* TO DO: Copy all lines holding the word "nutná" from the entries.

START DATASET CONTENT

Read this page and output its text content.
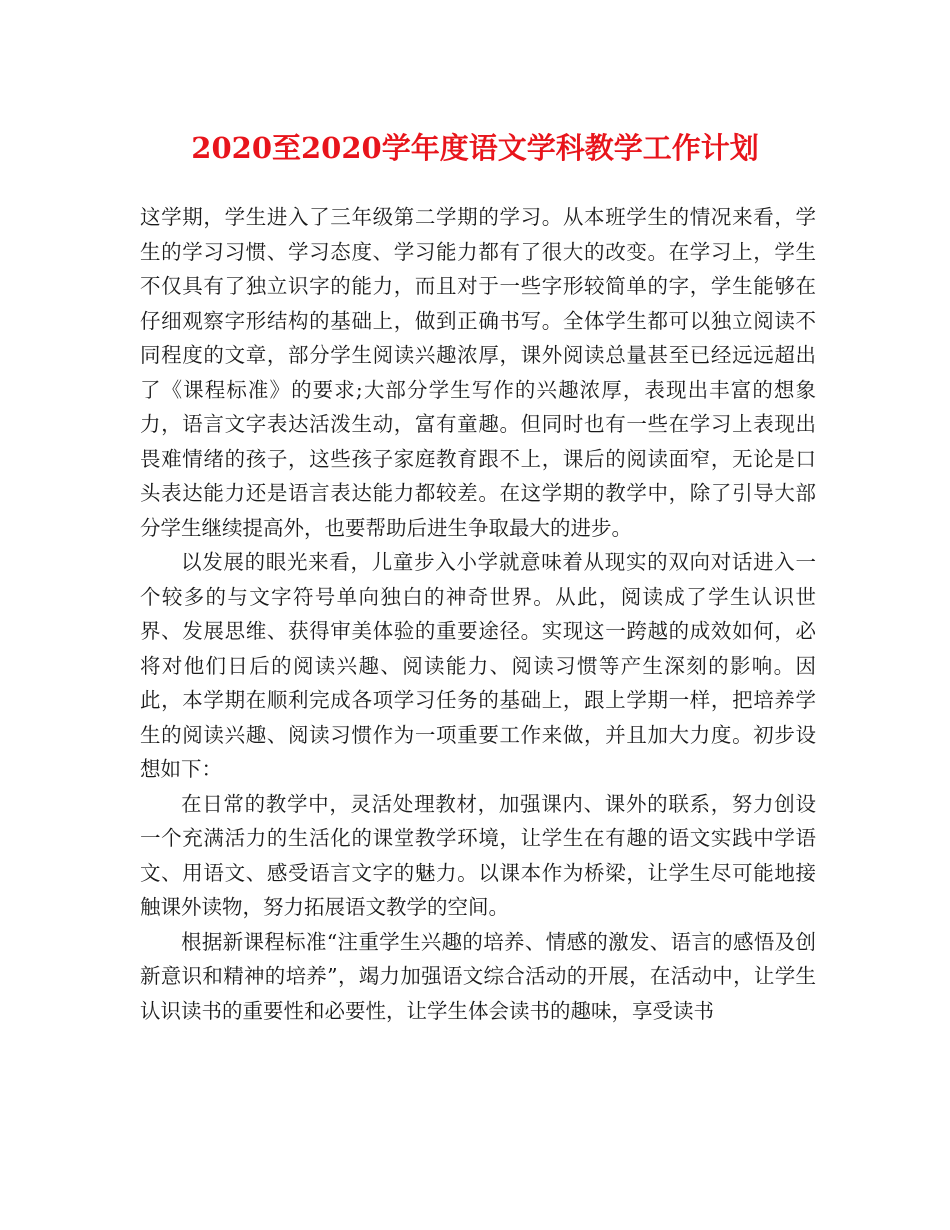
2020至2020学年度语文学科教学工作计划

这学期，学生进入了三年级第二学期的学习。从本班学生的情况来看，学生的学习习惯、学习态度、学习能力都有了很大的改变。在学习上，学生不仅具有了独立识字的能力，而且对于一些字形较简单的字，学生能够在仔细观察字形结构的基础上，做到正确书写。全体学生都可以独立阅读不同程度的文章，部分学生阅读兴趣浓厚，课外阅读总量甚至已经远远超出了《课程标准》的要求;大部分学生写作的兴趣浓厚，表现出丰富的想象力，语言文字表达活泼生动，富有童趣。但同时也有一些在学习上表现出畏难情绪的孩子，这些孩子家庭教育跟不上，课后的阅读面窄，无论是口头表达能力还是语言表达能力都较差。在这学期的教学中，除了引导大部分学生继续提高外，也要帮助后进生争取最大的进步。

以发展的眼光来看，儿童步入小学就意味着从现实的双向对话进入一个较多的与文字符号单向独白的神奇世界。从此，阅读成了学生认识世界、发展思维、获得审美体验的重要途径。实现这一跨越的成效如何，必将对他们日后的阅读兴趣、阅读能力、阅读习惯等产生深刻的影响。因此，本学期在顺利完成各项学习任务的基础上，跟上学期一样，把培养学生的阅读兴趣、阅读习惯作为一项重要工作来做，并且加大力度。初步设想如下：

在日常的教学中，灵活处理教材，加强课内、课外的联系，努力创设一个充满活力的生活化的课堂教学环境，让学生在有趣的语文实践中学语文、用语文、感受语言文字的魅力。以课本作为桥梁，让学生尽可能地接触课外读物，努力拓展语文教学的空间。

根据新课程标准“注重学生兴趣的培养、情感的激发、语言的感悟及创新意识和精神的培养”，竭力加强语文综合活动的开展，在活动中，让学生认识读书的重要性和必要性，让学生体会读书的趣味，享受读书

END DATASET CONTENT
START DATASET CONTENT

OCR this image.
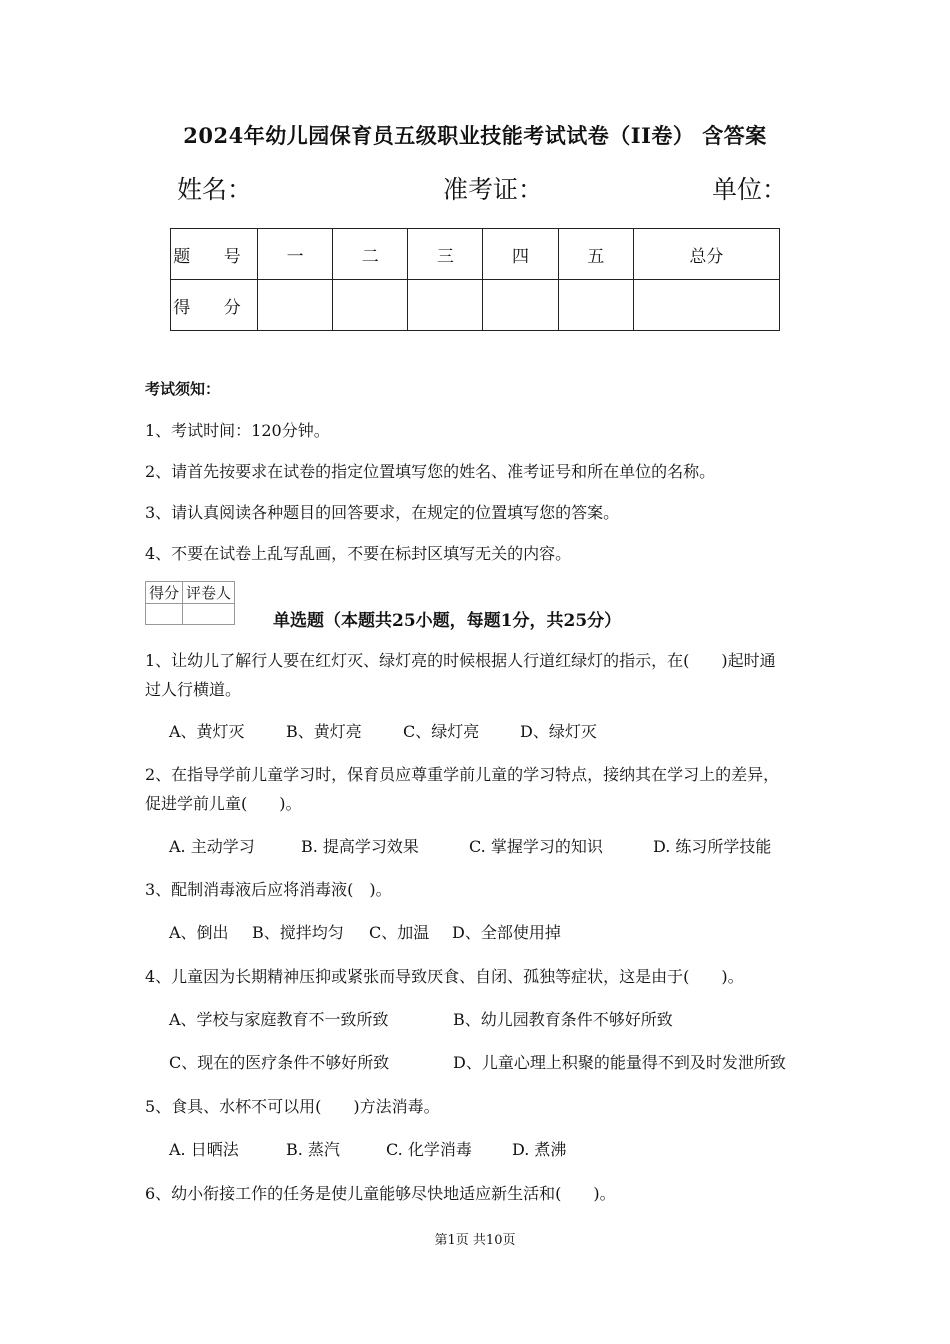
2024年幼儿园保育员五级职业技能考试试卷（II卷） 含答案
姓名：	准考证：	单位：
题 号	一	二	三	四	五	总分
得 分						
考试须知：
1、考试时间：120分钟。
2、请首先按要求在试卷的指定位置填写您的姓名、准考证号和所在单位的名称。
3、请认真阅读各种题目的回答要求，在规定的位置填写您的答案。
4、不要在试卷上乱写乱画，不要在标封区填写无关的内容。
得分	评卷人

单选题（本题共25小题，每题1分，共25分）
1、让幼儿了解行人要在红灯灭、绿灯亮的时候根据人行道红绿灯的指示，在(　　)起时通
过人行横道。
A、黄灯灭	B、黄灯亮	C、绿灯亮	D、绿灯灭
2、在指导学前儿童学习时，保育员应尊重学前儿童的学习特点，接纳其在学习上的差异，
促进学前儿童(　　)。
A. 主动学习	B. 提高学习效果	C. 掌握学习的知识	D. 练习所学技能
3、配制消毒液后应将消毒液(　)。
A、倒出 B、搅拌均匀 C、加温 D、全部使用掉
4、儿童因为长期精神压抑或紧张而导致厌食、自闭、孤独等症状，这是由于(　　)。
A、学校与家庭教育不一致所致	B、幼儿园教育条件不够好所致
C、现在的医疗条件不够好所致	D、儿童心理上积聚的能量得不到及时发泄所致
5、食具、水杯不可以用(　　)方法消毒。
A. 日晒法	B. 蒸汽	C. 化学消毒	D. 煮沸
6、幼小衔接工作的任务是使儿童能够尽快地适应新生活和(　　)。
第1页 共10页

END DATASET CONTENT
START DATASET CONTENT

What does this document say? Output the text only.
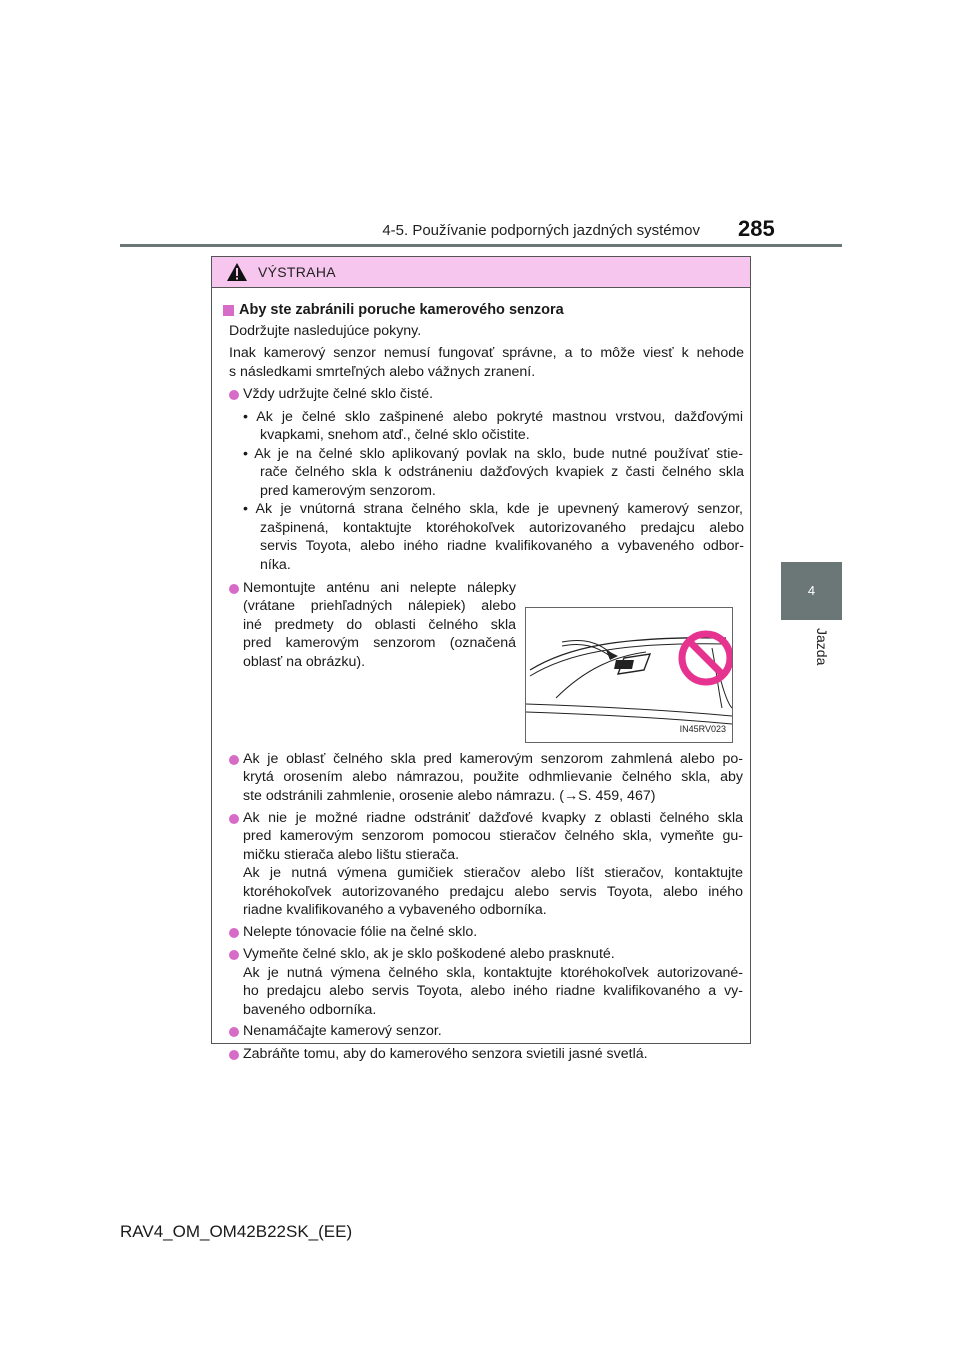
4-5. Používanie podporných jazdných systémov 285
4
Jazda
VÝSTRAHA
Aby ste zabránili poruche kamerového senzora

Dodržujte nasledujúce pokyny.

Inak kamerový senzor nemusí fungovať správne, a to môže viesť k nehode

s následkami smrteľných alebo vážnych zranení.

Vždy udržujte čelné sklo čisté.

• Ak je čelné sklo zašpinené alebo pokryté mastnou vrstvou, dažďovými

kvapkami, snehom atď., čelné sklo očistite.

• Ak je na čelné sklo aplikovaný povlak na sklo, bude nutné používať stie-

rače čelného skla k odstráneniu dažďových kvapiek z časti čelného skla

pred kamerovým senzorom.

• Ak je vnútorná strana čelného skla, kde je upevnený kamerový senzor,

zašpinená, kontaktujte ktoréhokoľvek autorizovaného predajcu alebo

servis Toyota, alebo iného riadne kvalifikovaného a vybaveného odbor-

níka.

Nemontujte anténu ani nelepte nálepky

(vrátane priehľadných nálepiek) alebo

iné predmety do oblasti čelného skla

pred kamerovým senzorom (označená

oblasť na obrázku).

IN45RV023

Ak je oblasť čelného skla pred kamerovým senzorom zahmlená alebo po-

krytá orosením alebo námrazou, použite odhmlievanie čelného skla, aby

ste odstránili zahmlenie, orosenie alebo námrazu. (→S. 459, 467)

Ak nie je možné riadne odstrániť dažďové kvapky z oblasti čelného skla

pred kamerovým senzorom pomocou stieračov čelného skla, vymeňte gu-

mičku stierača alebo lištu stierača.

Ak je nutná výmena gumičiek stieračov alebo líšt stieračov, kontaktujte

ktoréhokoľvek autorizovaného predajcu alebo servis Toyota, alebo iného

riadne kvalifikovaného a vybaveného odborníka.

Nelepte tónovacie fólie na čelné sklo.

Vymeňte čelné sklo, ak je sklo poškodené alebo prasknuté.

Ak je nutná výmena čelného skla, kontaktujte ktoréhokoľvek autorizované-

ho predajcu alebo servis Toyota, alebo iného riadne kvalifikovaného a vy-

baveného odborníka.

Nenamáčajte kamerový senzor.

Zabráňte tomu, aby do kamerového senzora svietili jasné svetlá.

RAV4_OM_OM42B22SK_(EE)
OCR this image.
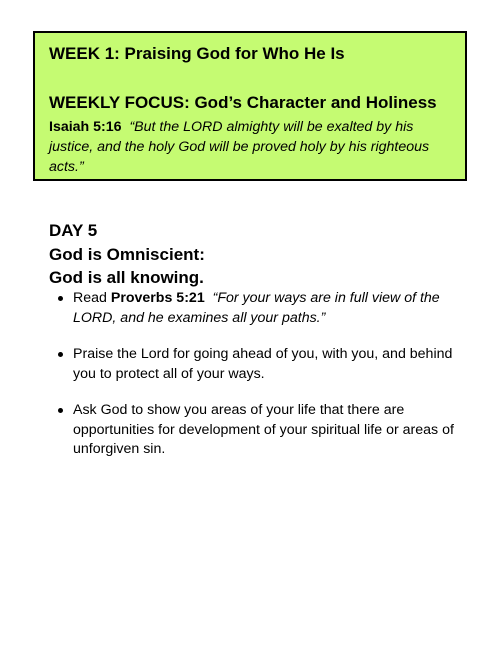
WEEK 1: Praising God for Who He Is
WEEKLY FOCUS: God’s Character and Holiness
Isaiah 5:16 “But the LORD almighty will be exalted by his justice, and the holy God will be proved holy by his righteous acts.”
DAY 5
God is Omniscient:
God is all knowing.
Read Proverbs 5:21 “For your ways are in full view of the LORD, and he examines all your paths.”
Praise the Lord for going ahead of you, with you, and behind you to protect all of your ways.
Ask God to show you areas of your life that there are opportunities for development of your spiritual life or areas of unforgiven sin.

END DATASET CONTENT

* RESULT FOR THIS TASK:
Ak je nutná výmena gumičiek stieračov alebo líšt stieračov, kontaktujte
Ak je nutná výmena čelného skla, kontaktujte ktoréhokoľvek autorizované-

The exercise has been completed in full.